━━━━━ Data provided ━━━━━

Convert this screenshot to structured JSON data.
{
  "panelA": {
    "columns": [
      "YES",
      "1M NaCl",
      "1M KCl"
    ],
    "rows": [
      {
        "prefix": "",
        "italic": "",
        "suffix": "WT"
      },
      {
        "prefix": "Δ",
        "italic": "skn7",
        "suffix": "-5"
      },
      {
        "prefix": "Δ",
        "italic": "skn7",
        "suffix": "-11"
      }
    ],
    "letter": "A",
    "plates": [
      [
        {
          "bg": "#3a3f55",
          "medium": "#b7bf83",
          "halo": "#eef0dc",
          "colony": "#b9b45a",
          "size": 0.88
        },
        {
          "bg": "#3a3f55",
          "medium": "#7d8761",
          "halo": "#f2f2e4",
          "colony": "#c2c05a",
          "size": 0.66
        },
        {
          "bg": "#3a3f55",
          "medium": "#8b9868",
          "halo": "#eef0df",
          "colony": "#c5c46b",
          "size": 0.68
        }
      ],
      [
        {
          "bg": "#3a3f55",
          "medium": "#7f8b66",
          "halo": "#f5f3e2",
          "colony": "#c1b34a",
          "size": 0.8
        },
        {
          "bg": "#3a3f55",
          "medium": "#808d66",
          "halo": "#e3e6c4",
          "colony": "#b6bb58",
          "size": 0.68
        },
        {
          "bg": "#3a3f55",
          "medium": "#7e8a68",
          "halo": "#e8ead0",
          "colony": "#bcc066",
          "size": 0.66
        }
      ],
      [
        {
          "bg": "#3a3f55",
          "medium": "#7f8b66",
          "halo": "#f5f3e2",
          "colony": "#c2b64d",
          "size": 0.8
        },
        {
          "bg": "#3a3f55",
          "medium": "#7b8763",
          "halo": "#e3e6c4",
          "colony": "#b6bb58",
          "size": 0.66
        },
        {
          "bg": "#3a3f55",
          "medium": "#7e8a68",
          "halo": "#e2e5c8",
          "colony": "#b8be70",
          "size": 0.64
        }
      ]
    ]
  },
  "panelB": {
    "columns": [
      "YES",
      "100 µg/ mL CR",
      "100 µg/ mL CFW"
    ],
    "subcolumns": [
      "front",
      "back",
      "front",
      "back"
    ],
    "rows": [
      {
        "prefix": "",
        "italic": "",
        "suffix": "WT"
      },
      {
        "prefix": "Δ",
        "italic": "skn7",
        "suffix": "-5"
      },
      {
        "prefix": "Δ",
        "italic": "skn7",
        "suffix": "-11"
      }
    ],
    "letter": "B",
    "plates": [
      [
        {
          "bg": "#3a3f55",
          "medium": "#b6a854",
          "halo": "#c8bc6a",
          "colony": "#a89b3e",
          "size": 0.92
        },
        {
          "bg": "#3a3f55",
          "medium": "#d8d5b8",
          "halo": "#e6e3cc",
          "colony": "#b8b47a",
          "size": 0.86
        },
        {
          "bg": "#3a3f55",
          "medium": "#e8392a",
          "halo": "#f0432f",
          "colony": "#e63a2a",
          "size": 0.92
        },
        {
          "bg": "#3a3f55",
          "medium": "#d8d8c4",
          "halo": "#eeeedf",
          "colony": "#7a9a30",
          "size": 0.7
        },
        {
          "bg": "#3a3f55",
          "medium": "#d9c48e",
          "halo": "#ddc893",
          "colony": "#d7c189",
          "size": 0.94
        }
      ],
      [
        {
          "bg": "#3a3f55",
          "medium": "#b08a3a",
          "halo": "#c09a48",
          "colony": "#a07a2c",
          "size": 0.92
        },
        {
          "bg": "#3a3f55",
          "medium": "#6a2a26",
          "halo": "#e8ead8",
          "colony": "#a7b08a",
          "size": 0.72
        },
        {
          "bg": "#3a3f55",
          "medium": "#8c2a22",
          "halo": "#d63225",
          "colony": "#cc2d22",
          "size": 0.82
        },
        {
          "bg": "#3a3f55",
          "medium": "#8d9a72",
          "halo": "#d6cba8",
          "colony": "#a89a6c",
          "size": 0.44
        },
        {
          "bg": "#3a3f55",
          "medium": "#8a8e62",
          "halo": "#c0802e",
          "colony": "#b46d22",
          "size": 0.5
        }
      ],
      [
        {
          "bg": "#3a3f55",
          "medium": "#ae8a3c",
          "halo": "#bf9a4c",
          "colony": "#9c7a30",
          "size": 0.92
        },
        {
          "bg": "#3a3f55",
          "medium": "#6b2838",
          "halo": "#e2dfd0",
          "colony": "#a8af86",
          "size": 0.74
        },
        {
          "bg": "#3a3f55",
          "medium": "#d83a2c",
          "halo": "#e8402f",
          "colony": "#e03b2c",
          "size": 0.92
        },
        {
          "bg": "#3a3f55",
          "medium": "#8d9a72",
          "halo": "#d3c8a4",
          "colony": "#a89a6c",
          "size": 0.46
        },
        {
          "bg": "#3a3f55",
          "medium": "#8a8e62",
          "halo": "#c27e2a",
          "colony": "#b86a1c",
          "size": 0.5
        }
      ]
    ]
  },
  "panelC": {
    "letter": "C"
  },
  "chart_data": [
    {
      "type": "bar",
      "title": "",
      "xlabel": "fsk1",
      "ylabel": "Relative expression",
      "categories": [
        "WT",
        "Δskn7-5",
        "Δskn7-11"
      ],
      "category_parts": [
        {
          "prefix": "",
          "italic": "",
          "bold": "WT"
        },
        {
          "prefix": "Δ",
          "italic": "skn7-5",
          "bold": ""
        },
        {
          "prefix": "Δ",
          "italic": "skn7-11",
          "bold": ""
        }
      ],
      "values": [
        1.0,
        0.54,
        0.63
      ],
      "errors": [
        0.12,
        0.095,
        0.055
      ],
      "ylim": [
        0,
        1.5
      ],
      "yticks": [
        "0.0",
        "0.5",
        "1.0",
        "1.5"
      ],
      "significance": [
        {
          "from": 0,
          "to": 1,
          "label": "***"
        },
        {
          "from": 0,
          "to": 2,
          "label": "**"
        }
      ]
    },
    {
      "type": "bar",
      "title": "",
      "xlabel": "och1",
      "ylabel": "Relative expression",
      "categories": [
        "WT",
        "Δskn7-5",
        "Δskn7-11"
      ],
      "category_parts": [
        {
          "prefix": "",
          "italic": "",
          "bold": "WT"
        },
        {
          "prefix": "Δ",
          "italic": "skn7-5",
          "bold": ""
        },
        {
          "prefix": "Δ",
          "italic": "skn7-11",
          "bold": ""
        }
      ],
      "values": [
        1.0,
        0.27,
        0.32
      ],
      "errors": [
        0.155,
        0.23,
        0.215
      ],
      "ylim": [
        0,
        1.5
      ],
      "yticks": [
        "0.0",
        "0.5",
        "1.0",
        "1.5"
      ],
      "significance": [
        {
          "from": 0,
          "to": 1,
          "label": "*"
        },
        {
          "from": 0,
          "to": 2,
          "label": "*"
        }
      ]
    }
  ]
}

━━━━━

• Exercise goal
In this exercise, repeat all entries exactly.

• Response to this exercise
Convert this screenshot to structured JSON data.
{
  "panelA": {
    "columns": [
      "YES",
      "1M NaCl",
      "1M KCl"
    ],
    "rows": [
      {
        "prefix": "",
        "italic": "",
        "suffix": "WT"
      },
      {
        "prefix": "Δ",
        "italic": "skn7",
        "suffix": "-5"
      },
      {
        "prefix": "Δ",
        "italic": "skn7",
        "suffix": "-11"
      }
    ],
    "letter": "A",
    "plates": [
      [
        {
          "bg": "#3a3f55",
          "medium": "#b7bf83",
          "halo": "#eef0dc",
          "colony": "#b9b45a",
          "size": 0.88
        },
        {
          "bg": "#3a3f55",
          "medium": "#7d8761",
          "halo": "#f2f2e4",
          "colony": "#c2c05a",
          "size": 0.66
        },
        {
          "bg": "#3a3f55",
          "medium": "#8b9868",
          "halo": "#eef0df",
          "colony": "#c5c46b",
          "size": 0.68
        }
      ],
      [
        {
          "bg": "#3a3f55",
          "medium": "#7f8b66",
          "halo": "#f5f3e2",
          "colony": "#c1b34a",
          "size": 0.8
        },
        {
          "bg": "#3a3f55",
          "medium": "#808d66",
          "halo": "#e3e6c4",
          "colony": "#b6bb58",
          "size": 0.68
        },
        {
          "bg": "#3a3f55",
          "medium": "#7e8a68",
          "halo": "#e8ead0",
          "colony": "#bcc066",
          "size": 0.66
        }
      ],
      [
        {
          "bg": "#3a3f55",
          "medium": "#7f8b66",
          "halo": "#f5f3e2",
          "colony": "#c2b64d",
          "size": 0.8
        },
        {
          "bg": "#3a3f55",
          "medium": "#7b8763",
          "halo": "#e3e6c4",
          "colony": "#b6bb58",
          "size": 0.66
        },
        {
          "bg": "#3a3f55",
          "medium": "#7e8a68",
          "halo": "#e2e5c8",
          "colony": "#b8be70",
          "size": 0.64
        }
      ]
    ]
  },
  "panelB": {
    "columns": [
      "YES",
      "100 µg/ mL CR",
      "100 µg/ mL CFW"
    ],
    "subcolumns": [
      "front",
      "back",
      "front",
      "back"
    ],
    "rows": [
      {
        "prefix": "",
        "italic": "",
        "suffix": "WT"
      },
      {
        "prefix": "Δ",
        "italic": "skn7",
        "suffix": "-5"
      },
      {
        "prefix": "Δ",
        "italic": "skn7",
        "suffix": "-11"
      }
    ],
    "letter": "B",
    "plates": [
      [
        {
          "bg": "#3a3f55",
          "medium": "#b6a854",
          "halo": "#c8bc6a",
          "colony": "#a89b3e",
          "size": 0.92
        },
        {
          "bg": "#3a3f55",
          "medium": "#d8d5b8",
          "halo": "#e6e3cc",
          "colony": "#b8b47a",
          "size": 0.86
        },
        {
          "bg": "#3a3f55",
          "medium": "#e8392a",
          "halo": "#f0432f",
          "colony": "#e63a2a",
          "size": 0.92
        },
        {
          "bg": "#3a3f55",
          "medium": "#d8d8c4",
          "halo": "#eeeedf",
          "colony": "#7a9a30",
          "size": 0.7
        },
        {
          "bg": "#3a3f55",
          "medium": "#d9c48e",
          "halo": "#ddc893",
          "colony": "#d7c189",
          "size": 0.94
        }
      ],
      [
        {
          "bg": "#3a3f55",
          "medium": "#b08a3a",
          "halo": "#c09a48",
          "colony": "#a07a2c",
          "size": 0.92
        },
        {
          "bg": "#3a3f55",
          "medium": "#6a2a26",
          "halo": "#e8ead8",
          "colony": "#a7b08a",
          "size": 0.72
        },
        {
          "bg": "#3a3f55",
          "medium": "#8c2a22",
          "halo": "#d63225",
          "colony": "#cc2d22",
          "size": 0.82
        },
        {
          "bg": "#3a3f55",
          "medium": "#8d9a72",
          "halo": "#d6cba8",
          "colony": "#a89a6c",
          "size": 0.44
        },
        {
          "bg": "#3a3f55",
          "medium": "#8a8e62",
          "halo": "#c0802e",
          "colony": "#b46d22",
          "size": 0.5
        }
      ],
      [
        {
          "bg": "#3a3f55",
          "medium": "#ae8a3c",
          "halo": "#bf9a4c",
          "colony": "#9c7a30",
          "size": 0.92
        },
        {
          "bg": "#3a3f55",
          "medium": "#6b2838",
          "halo": "#e2dfd0",
          "colony": "#a8af86",
          "size": 0.74
        },
        {
          "bg": "#3a3f55",
          "medium": "#d83a2c",
          "halo": "#e8402f",
          "colony": "#e03b2c",
          "size": 0.92
        },
        {
          "bg": "#3a3f55",
          "medium": "#8d9a72",
          "halo": "#d3c8a4",
          "colony": "#a89a6c",
          "size": 0.46
        },
        {
          "bg": "#3a3f55",
          "medium": "#8a8e62",
          "halo": "#c27e2a",
          "colony": "#b86a1c",
          "size": 0.5
        }
      ]
    ]
  },
  "panelC": {
    "letter": "C"
  },
  "chart_data": [
    {
      "type": "bar",
      "title": "",
      "xlabel": "fsk1",
      "ylabel": "Relative expression",
      "categories": [
        "WT",
        "Δskn7-5",
        "Δskn7-11"
      ],
      "category_parts": [
        {
          "prefix": "",
          "italic": "",
          "bold": "WT"
        },
        {
          "prefix": "Δ",
          "italic": "skn7-5",
          "bold": ""
        },
        {
          "prefix": "Δ",
          "italic": "skn7-11",
          "bold": ""
        }
      ],
      "values": [
        1.0,
        0.54,
        0.63
      ],
      "errors": [
        0.12,
        0.095,
        0.055
      ],
      "ylim": [
        0,
        1.5
      ],
      "yticks": [
        "0.0",
        "0.5",
        "1.0",
        "1.5"
      ],
      "significance": [
        {
          "from": 0,
          "to": 1,
          "label": "***"
        },
        {
          "from": 0,
          "to": 2,
          "label": "**"
        }
      ]
    },
    {
      "type": "bar",
      "title": "",
      "xlabel": "och1",
      "ylabel": "Relative expression",
      "categories": [
        "WT",
        "Δskn7-5",
        "Δskn7-11"
      ],
      "category_parts": [
        {
          "prefix": "",
          "italic": "",
          "bold": "WT"
        },
        {
          "prefix": "Δ",
          "italic": "skn7-5",
          "bold": ""
        },
        {
          "prefix": "Δ",
          "italic": "skn7-11",
          "bold": ""
        }
      ],
      "values": [
        1.0,
        0.27,
        0.32
      ],
      "errors": [
        0.155,
        0.23,
        0.215
      ],
      "ylim": [
        0,
        1.5
      ],
      "yticks": [
        "0.0",
        "0.5",
        "1.0",
        "1.5"
      ],
      "significance": [
        {
          "from": 0,
          "to": 1,
          "label": "*"
        },
        {
          "from": 0,
          "to": 2,
          "label": "*"
        }
      ]
    }
  ]
}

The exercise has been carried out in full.